● GIVEN REQUEST
Write out all the entries word for word, but skip any images.

(Extracted data entries)

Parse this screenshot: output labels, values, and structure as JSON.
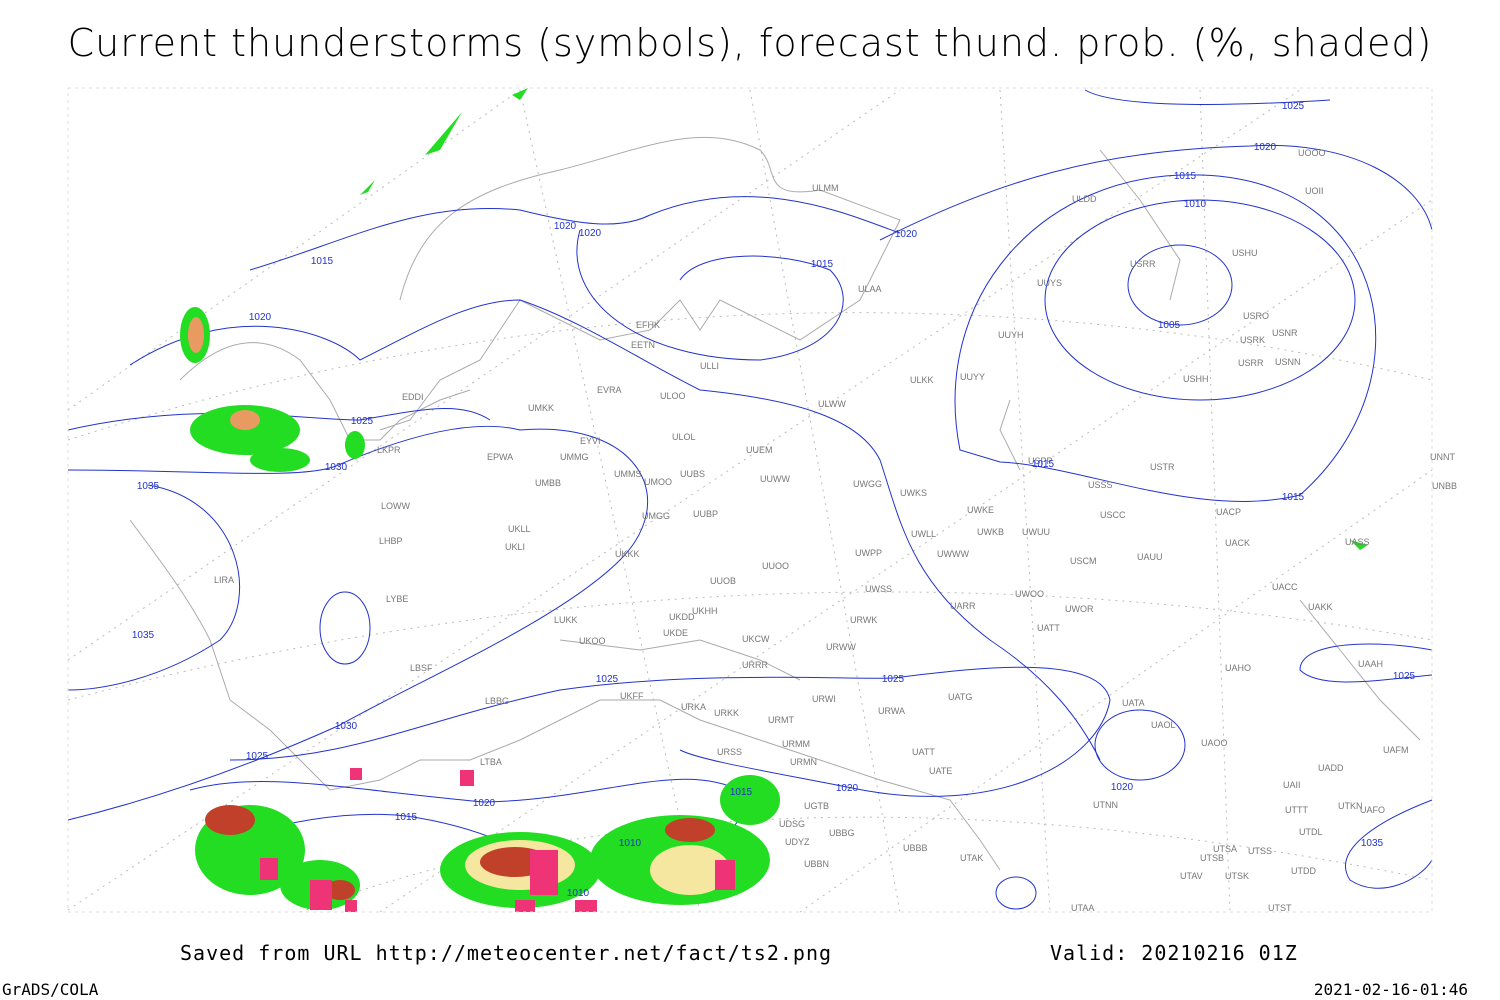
{
  "title": "Current thunderstorms (symbols), forecast thund. prob. (%, shaded)",
  "stations": [
    "ULMM",
    "ULDD",
    "UOOO",
    "UOII",
    "USHU",
    "USRR",
    "UUYS",
    "ULAA",
    "USRO",
    "USNR",
    "USRK",
    "USRR",
    "USNN",
    "UUYH",
    "EFHK",
    "EETN",
    "ULLI",
    "ULKK",
    "UUYY",
    "USHH",
    "EVRA",
    "EDDI",
    "ULOO",
    "ULWW",
    "UMKK",
    "ULOL",
    "EYVI",
    "UUEM",
    "LKPR",
    "EPWA",
    "UMMG",
    "USPP",
    "USTR",
    "UNNT",
    "UMMS",
    "UMOO",
    "UUBS",
    "UUWW",
    "UWGG",
    "UWKS",
    "USSS",
    "UNBB",
    "UMBB",
    "LOWW",
    "UWKE",
    "UACP",
    "UMGG",
    "UUBP",
    "USCC",
    "UKLL",
    "UWKB",
    "UWUU",
    "UWLL",
    "LHBP",
    "UKLI",
    "UACK",
    "UASS",
    "UKKK",
    "UWPP",
    "UWWW",
    "UAUU",
    "USCM",
    "LIRA",
    "UUOO",
    "UACC",
    "UUOB",
    "UWSS",
    "LYBE",
    "UKHH",
    "UARR",
    "UWOO",
    "UAKK",
    "UWOR",
    "UKDD",
    "LUKK",
    "URWK",
    "UATT",
    "UKDE",
    "UKOO",
    "UKCW",
    "URWW",
    "LBSF",
    "URRR",
    "UAHO",
    "UAAH",
    "UKFF",
    "LBBG",
    "URWI",
    "UATG",
    "URKA",
    "URKK",
    "URWA",
    "UATA",
    "URMT",
    "UAOL",
    "UAOO",
    "URMM",
    "URSS",
    "UAFM",
    "UATT",
    "URMN",
    "LTBA",
    "UATE",
    "UADD",
    "UAII",
    "UGTB",
    "UTTT",
    "UTKN",
    "UAFO",
    "UTNN",
    "UDSG",
    "UBBG",
    "UTDL",
    "UDYZ",
    "UBBB",
    "UTAK",
    "UTSA",
    "UTSS",
    "UTSB",
    "UBBN",
    "UTDD",
    "UTAV",
    "UTSK",
    "UTAA",
    "UTST"
  ],
  "isobar_labels": [
    "1025",
    "1020",
    "1015",
    "1010",
    "1005",
    "1020",
    "1020",
    "1020",
    "1015",
    "1015",
    "1020",
    "1025",
    "1030",
    "1035",
    "1015",
    "1015",
    "1035",
    "1025",
    "1025",
    "1025",
    "1030",
    "1025",
    "1020",
    "1020",
    "1020",
    "1015",
    "1015",
    "1010",
    "1010",
    "1035"
  ],
  "footer": {
    "source": "Saved from URL http://meteocenter.net/fact/ts2.png",
    "valid": "Valid: 20210216 01Z",
    "software": "GrADS/COLA",
    "timestamp": "2021-02-16-01:46"
  }
}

● ANSWER FOR THE TASK
Parse this screenshot: output labels, values, and structure as JSON.
{
  "title": "Current thunderstorms (symbols), forecast thund. prob. (%, shaded)",
  "stations": [
    "ULMM",
    "ULDD",
    "UOOO",
    "UOII",
    "USHU",
    "USRR",
    "UUYS",
    "ULAA",
    "USRO",
    "USNR",
    "USRK",
    "USRR",
    "USNN",
    "UUYH",
    "EFHK",
    "EETN",
    "ULLI",
    "ULKK",
    "UUYY",
    "USHH",
    "EVRA",
    "EDDI",
    "ULOO",
    "ULWW",
    "UMKK",
    "ULOL",
    "EYVI",
    "UUEM",
    "LKPR",
    "EPWA",
    "UMMG",
    "USPP",
    "USTR",
    "UNNT",
    "UMMS",
    "UMOO",
    "UUBS",
    "UUWW",
    "UWGG",
    "UWKS",
    "USSS",
    "UNBB",
    "UMBB",
    "LOWW",
    "UWKE",
    "UACP",
    "UMGG",
    "UUBP",
    "USCC",
    "UKLL",
    "UWKB",
    "UWUU",
    "UWLL",
    "LHBP",
    "UKLI",
    "UACK",
    "UASS",
    "UKKK",
    "UWPP",
    "UWWW",
    "UAUU",
    "USCM",
    "LIRA",
    "UUOO",
    "UACC",
    "UUOB",
    "UWSS",
    "LYBE",
    "UKHH",
    "UARR",
    "UWOO",
    "UAKK",
    "UWOR",
    "UKDD",
    "LUKK",
    "URWK",
    "UATT",
    "UKDE",
    "UKOO",
    "UKCW",
    "URWW",
    "LBSF",
    "URRR",
    "UAHO",
    "UAAH",
    "UKFF",
    "LBBG",
    "URWI",
    "UATG",
    "URKA",
    "URKK",
    "URWA",
    "UATA",
    "URMT",
    "UAOL",
    "UAOO",
    "URMM",
    "URSS",
    "UAFM",
    "UATT",
    "URMN",
    "LTBA",
    "UATE",
    "UADD",
    "UAII",
    "UGTB",
    "UTTT",
    "UTKN",
    "UAFO",
    "UTNN",
    "UDSG",
    "UBBG",
    "UTDL",
    "UDYZ",
    "UBBB",
    "UTAK",
    "UTSA",
    "UTSS",
    "UTSB",
    "UBBN",
    "UTDD",
    "UTAV",
    "UTSK",
    "UTAA",
    "UTST"
  ],
  "isobar_labels": [
    "1025",
    "1020",
    "1015",
    "1010",
    "1005",
    "1020",
    "1020",
    "1020",
    "1015",
    "1015",
    "1020",
    "1025",
    "1030",
    "1035",
    "1015",
    "1015",
    "1035",
    "1025",
    "1025",
    "1025",
    "1030",
    "1025",
    "1020",
    "1020",
    "1020",
    "1015",
    "1015",
    "1010",
    "1010",
    "1035"
  ],
  "footer": {
    "source": "Saved from URL http://meteocenter.net/fact/ts2.png",
    "valid": "Valid: 20210216 01Z",
    "software": "GrADS/COLA",
    "timestamp": "2021-02-16-01:46"
  }
}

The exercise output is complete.